Fragmento del texto -
+-------+

La iglesia de la curación
Osler nació en Canadá, hijo de misioneros anglicanos. Tenía la intención de convertirse en un ministro de la Iglesia anglicana también, y se inscribió en la Universidad de Toronto.
Pero esto fue en la década de 1860, y Osler, como muchos jóvenes de esa época, se vio seriamente afectado por la publicación de “El Origen de las especies“ de Charles Darwin, que apareció en 1859.
El efecto fue que, aunque siguió siendo profundamente religioso, perdió su fe cristiana.
La ciencia había minado la creencia.
Así que renunció a su entrenamiento para ser ministro, y comenzó a estudiar medicina.
El momento de la decisión probablemente llegó cuando estaba leyendo un libro de la década de 1640 escrito por otro anglicano angustiado: “Religio Medici” o “La religión de un médico”, de Sir Thomas Browne… el primer libro que compró Osler y el libro con el que fue enterrado.
El efecto a largo plazo fue que Osler abordó la medicina como si fuera una religión. De hecho, la llamaba “la iglesia de la curación”.
Cerrando la brecha
Tras graduarse en medicina en Montreal, estudió en Inglaterra y a su regreso a Canadá, enseñó, durante 10 años, los principios científicos de la medicina: fisiología, patología y terapéutica.
Luego fue invitado a ser profesor de medicina clínica en la universidad de Pennsylvania en Filadelfia. Su llegada fue recibida como “un soplo de aire fresco en una habitación sofocante“, y centró toda su enseñanza clínica al lado de la cama de los pacientes, no en la sala de conferencias.
La llamada a Baltimore fue la siguiente, en 1888, para ser médico jefe en el nuevo Hospital Johns Hopkins, establecido en el patrón de las escuelas de medicina alemanas.

+-------+

Registros de datos -
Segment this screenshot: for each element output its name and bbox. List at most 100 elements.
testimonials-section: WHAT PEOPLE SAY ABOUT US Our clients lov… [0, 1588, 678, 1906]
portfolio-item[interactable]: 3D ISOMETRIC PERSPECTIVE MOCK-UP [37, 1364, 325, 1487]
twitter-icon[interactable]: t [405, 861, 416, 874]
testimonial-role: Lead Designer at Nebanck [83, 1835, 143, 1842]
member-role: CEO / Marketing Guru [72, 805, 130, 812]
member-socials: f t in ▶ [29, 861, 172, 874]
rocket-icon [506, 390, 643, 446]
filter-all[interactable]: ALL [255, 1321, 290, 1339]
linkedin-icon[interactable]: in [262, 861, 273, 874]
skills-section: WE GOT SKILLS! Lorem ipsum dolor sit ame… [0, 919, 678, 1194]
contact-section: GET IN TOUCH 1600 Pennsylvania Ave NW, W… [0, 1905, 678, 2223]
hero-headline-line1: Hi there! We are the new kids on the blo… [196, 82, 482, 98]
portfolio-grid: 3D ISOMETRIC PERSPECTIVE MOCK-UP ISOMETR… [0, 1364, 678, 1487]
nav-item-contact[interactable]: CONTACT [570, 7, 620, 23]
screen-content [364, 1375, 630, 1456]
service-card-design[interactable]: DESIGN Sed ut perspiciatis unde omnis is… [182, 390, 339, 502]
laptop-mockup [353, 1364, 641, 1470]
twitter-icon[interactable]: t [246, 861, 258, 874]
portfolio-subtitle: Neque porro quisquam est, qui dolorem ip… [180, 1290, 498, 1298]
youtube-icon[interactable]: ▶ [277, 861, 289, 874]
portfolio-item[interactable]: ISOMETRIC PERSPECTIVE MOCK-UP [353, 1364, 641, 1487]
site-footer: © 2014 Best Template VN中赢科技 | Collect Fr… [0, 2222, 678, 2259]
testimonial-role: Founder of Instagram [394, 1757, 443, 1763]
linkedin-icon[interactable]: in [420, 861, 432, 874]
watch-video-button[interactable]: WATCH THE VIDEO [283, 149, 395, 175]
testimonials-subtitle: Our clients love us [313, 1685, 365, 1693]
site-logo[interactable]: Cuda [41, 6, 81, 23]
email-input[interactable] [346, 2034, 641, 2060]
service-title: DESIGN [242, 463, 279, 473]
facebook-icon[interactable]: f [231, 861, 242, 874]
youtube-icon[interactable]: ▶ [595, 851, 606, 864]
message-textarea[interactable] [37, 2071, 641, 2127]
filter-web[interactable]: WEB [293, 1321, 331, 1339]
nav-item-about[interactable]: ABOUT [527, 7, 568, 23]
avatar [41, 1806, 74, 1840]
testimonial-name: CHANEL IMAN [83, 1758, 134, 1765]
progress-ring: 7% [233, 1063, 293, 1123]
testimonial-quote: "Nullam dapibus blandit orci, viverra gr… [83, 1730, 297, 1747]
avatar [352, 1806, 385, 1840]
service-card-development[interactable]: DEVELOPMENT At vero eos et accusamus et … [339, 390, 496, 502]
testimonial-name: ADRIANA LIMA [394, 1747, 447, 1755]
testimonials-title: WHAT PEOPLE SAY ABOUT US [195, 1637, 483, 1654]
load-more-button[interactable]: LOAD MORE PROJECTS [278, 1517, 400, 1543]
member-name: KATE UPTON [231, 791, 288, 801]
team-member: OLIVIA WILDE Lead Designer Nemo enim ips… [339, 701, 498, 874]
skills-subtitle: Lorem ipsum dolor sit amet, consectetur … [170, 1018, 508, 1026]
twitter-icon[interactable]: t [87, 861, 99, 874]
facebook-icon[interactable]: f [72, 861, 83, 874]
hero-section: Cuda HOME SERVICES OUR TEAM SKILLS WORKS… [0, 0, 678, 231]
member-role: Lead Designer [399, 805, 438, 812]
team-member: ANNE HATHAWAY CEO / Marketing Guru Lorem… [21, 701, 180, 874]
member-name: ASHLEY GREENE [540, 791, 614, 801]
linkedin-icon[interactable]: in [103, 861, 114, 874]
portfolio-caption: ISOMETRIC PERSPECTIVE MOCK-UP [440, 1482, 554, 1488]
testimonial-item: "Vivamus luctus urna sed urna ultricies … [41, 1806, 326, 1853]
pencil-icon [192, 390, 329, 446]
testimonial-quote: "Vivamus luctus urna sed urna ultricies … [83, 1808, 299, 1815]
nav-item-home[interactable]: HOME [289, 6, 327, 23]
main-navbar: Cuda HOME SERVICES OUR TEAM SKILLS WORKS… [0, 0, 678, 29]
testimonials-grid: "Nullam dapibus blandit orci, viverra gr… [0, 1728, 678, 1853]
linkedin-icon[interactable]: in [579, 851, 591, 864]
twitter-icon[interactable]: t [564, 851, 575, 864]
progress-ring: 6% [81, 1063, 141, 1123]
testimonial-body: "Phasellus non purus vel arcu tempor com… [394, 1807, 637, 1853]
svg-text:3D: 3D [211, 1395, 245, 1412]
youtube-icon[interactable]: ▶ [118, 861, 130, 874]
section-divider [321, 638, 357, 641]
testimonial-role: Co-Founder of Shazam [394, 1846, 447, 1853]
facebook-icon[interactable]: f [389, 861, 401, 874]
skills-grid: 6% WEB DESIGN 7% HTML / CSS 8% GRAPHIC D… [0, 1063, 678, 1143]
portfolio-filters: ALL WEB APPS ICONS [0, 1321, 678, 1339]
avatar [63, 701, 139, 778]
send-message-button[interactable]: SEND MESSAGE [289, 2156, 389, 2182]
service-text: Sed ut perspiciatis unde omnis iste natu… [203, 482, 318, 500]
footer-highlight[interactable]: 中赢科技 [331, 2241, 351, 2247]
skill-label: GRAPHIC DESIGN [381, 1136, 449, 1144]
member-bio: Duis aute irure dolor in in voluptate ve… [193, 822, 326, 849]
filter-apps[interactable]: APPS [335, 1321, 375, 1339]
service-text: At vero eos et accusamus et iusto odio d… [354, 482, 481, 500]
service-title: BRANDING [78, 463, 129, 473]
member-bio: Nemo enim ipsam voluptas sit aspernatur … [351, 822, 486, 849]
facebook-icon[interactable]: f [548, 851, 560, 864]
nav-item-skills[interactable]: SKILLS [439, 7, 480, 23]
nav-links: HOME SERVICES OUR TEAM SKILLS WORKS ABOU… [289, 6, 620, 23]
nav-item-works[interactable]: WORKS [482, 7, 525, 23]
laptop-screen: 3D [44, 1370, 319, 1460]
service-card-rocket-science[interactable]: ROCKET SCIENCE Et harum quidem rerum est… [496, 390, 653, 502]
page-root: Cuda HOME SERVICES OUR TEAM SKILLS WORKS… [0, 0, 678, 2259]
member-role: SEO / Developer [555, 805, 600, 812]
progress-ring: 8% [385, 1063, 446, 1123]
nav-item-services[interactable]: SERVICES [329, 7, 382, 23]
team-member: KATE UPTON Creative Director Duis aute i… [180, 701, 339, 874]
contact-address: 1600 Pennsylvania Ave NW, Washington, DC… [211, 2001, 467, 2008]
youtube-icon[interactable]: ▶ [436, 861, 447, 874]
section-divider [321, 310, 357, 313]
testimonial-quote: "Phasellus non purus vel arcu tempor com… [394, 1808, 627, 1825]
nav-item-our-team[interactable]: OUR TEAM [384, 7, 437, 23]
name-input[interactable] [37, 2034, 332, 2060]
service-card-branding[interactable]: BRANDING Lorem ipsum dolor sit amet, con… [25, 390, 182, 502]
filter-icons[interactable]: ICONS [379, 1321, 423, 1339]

+-------+

Tarea 1 - Resume en dos oraciones el fragmento sobre Osler.
Tarea 2 -
Contesta estas preguntas con datos del fragmento sobre Osler:
(a) ¿En qué universidad se inscribió Osler cuando quería ser ministro?
(b) ¿Cuál fue el primer libro que compró Osler?
(c) ¿Durante cuántos años enseñó los principios científicos de la medicina a su regreso a Canadá?
Tarea 3 - Devuelve sin cambios todo el fragmento sobre Osler, desde "Cerrando la brecha" hasta "patología y terapéutica.".

Respuesta escrita 1 - Osler, nacido en Canadá e hijo de misioneros anglicanos, pensaba hacerse ministro anglicano, pero la publicación de "El Origen de las especies" le hizo perder su fe cristiana y se dedicó a la medicina, que abordó como una religión y llamó "la iglesia de la curación". Tras graduarse en Montreal y estudiar en Inglaterra, enseñó en Canadá y en Pennsylvania, donde daba su enseñanza clínica al lado de la cama de los pacientes, y en 1888 fue llamado a Baltimore como médico jefe del nuevo Hospital Johns Hopkins.

Respuesta escrita 2 -
(a) En la Universidad de Toronto.
(b) "Religio Medici" ("La religión de un médico"), de Sir Thomas Browne.
(c) Durante 10 años.

Respuesta escrita 3 -
Cerrando la brecha
Tras graduarse en medicina en Montreal, estudió en Inglaterra y a su regreso a Canadá, enseñó, durante 10 años, los principios científicos de la medicina: fisiología, patología y terapéutica.